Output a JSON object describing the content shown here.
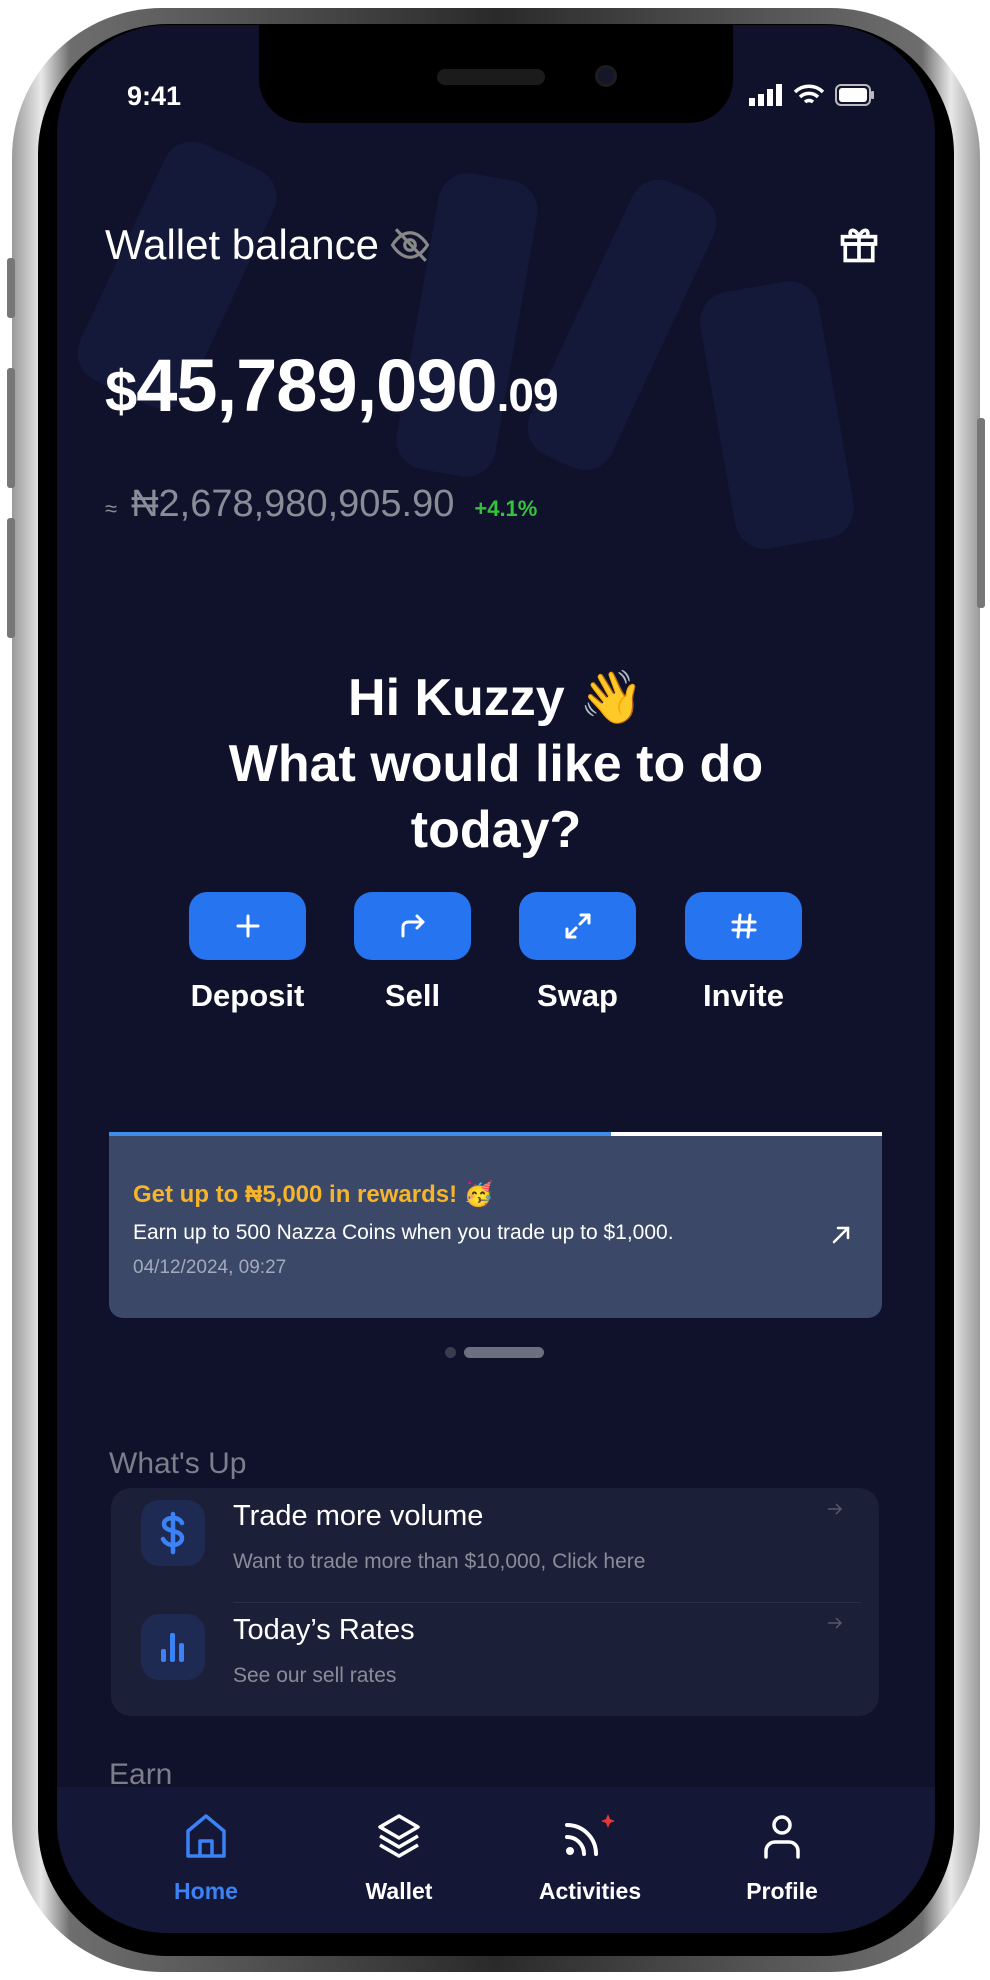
{
  "status_bar": {
    "time": "9:41"
  },
  "wallet": {
    "title": "Wallet balance",
    "balance_currency": "$",
    "balance_whole": "45,789,090",
    "balance_cents": ".09",
    "approx_symbol": "≈",
    "naira_equivalent": "₦2,678,980,905.90",
    "change": "+4.1%"
  },
  "greeting": {
    "line1": "Hi Kuzzy 👋",
    "line2": "What would like to do",
    "line3": "today?"
  },
  "actions": [
    {
      "label": "Deposit",
      "icon": "plus-icon"
    },
    {
      "label": "Sell",
      "icon": "share-arrow-icon"
    },
    {
      "label": "Swap",
      "icon": "expand-icon"
    },
    {
      "label": "Invite",
      "icon": "hash-icon"
    }
  ],
  "banner": {
    "title": "Get up to ₦5,000 in rewards! 🥳",
    "description": "Earn up to 500 Nazza Coins when you trade up to $1,000.",
    "timestamp": "04/12/2024, 09:27",
    "progress": 0.65
  },
  "whats_up": {
    "heading": "What's Up",
    "items": [
      {
        "title": "Trade more volume",
        "subtitle": "Want to trade more than $10,000, Click here",
        "icon": "dollar-icon"
      },
      {
        "title": "Today’s Rates",
        "subtitle": "See our sell rates",
        "icon": "bar-chart-icon"
      }
    ]
  },
  "earn": {
    "heading": "Earn"
  },
  "nav": {
    "items": [
      {
        "label": "Home",
        "active": true
      },
      {
        "label": "Wallet"
      },
      {
        "label": "Activities",
        "badge": true
      },
      {
        "label": "Profile"
      }
    ]
  },
  "colors": {
    "background": "#10122b",
    "accent": "#2674f0",
    "reward": "#f5b429",
    "positive": "#35c23c",
    "badge": "#e53935"
  }
}
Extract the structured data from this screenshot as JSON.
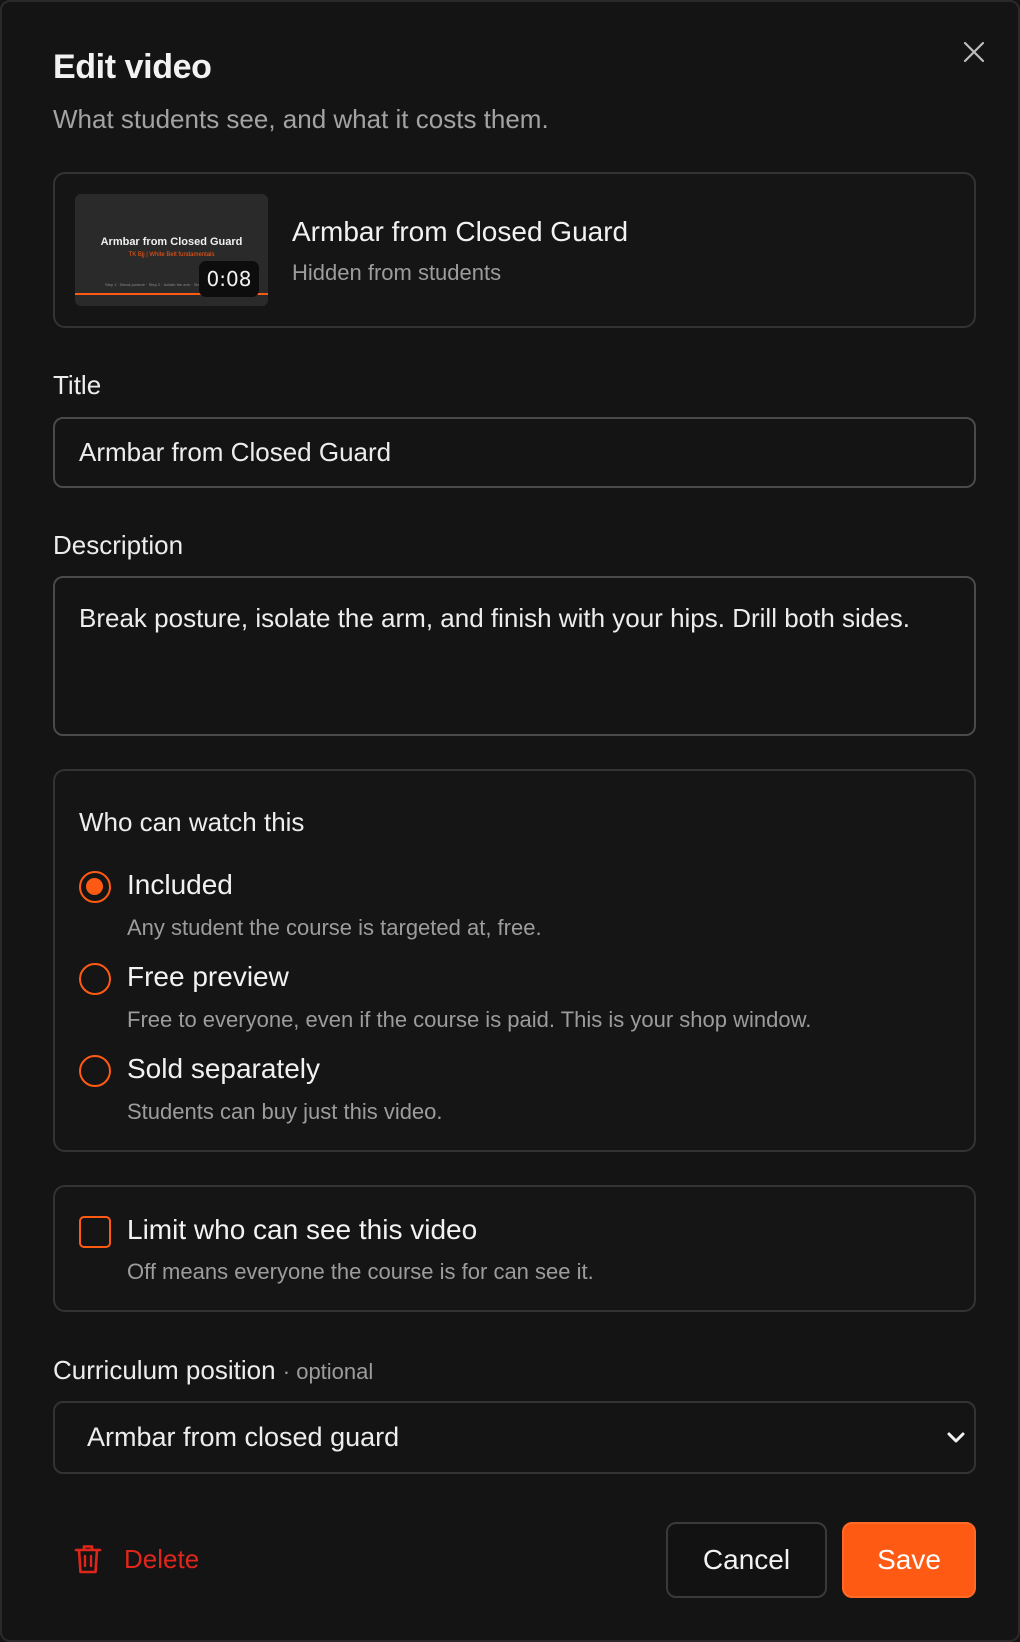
{
  "header": {
    "title": "Edit video",
    "subtitle": "What students see, and what it costs them."
  },
  "video": {
    "title": "Armbar from Closed Guard",
    "status": "Hidden from students",
    "duration": "0:08",
    "thumbnail": {
      "title": "Armbar from Closed Guard",
      "subtitle": "TK Bjj | White Belt fundamentals",
      "footer": "Step 1 · Break posture · Step 2 · Isolate the arm · Step 3"
    }
  },
  "fields": {
    "title_label": "Title",
    "title_value": "Armbar from Closed Guard",
    "description_label": "Description",
    "description_value": "Break posture, isolate the arm, and finish with your hips. Drill both sides."
  },
  "access": {
    "heading": "Who can watch this",
    "options": [
      {
        "label": "Included",
        "description": "Any student the course is targeted at, free.",
        "checked": true
      },
      {
        "label": "Free preview",
        "description": "Free to everyone, even if the course is paid. This is your shop window.",
        "checked": false
      },
      {
        "label": "Sold separately",
        "description": "Students can buy just this video.",
        "checked": false
      }
    ]
  },
  "limit": {
    "label": "Limit who can see this video",
    "description": "Off means everyone the course is for can see it.",
    "checked": false
  },
  "curriculum": {
    "label": "Curriculum position",
    "optional": "· optional",
    "selected": "Armbar from closed guard"
  },
  "actions": {
    "delete": "Delete",
    "cancel": "Cancel",
    "save": "Save"
  },
  "colors": {
    "accent": "#ff5a14",
    "danger": "#e0261b",
    "background": "#141414"
  }
}
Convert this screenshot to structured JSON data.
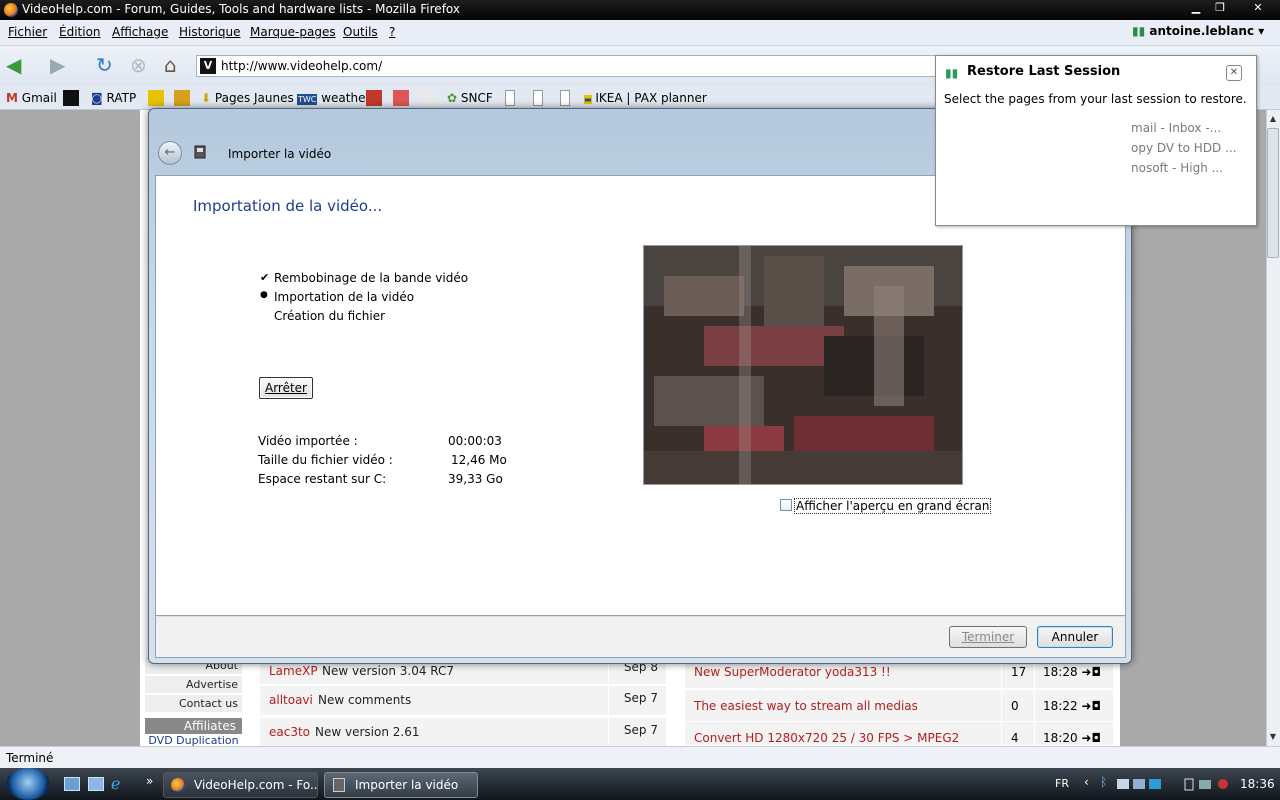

————————

## Short task
Using the listing above, show each line holding the string "Armbar".

## Solution below
    "title": "Armbar from Closed Guard",
      "title": "Armbar from Closed Guard",
    "title_value": "Armbar from Closed Guard",
    "selected": "Armbar from closed guard"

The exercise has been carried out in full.